[Collected data entries]
##############################

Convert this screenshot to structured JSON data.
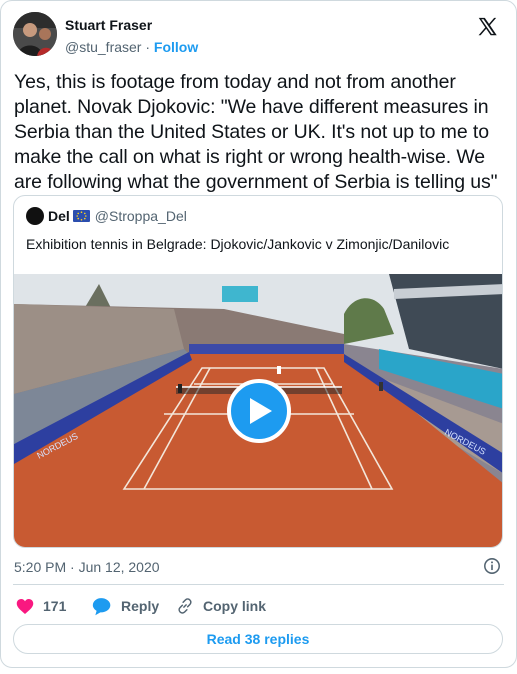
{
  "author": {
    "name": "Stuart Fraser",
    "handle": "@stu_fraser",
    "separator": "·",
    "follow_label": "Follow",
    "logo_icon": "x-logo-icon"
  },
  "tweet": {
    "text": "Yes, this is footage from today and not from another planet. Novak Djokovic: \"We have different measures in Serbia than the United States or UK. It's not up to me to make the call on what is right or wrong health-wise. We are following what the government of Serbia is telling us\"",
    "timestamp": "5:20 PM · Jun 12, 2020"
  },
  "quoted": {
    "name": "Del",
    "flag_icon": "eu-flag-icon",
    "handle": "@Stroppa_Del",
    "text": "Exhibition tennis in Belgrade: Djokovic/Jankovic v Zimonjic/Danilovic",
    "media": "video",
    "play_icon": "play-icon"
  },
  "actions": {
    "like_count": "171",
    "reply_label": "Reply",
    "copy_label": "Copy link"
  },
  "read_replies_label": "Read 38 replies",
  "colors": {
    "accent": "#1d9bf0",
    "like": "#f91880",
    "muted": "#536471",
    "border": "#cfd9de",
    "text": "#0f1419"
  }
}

##############################

• Written instruction: Transcribe the records word for word and include no pictures.

• The answer:
Convert this screenshot to structured JSON data.
{
  "author": {
    "name": "Stuart Fraser",
    "handle": "@stu_fraser",
    "separator": "·",
    "follow_label": "Follow",
    "logo_icon": "x-logo-icon"
  },
  "tweet": {
    "text": "Yes, this is footage from today and not from another planet. Novak Djokovic: \"We have different measures in Serbia than the United States or UK. It's not up to me to make the call on what is right or wrong health-wise. We are following what the government of Serbia is telling us\"",
    "timestamp": "5:20 PM · Jun 12, 2020"
  },
  "quoted": {
    "name": "Del",
    "flag_icon": "eu-flag-icon",
    "handle": "@Stroppa_Del",
    "text": "Exhibition tennis in Belgrade: Djokovic/Jankovic v Zimonjic/Danilovic",
    "media": "video",
    "play_icon": "play-icon"
  },
  "actions": {
    "like_count": "171",
    "reply_label": "Reply",
    "copy_label": "Copy link"
  },
  "read_replies_label": "Read 38 replies",
  "colors": {
    "accent": "#1d9bf0",
    "like": "#f91880",
    "muted": "#536471",
    "border": "#cfd9de",
    "text": "#0f1419"
  }
}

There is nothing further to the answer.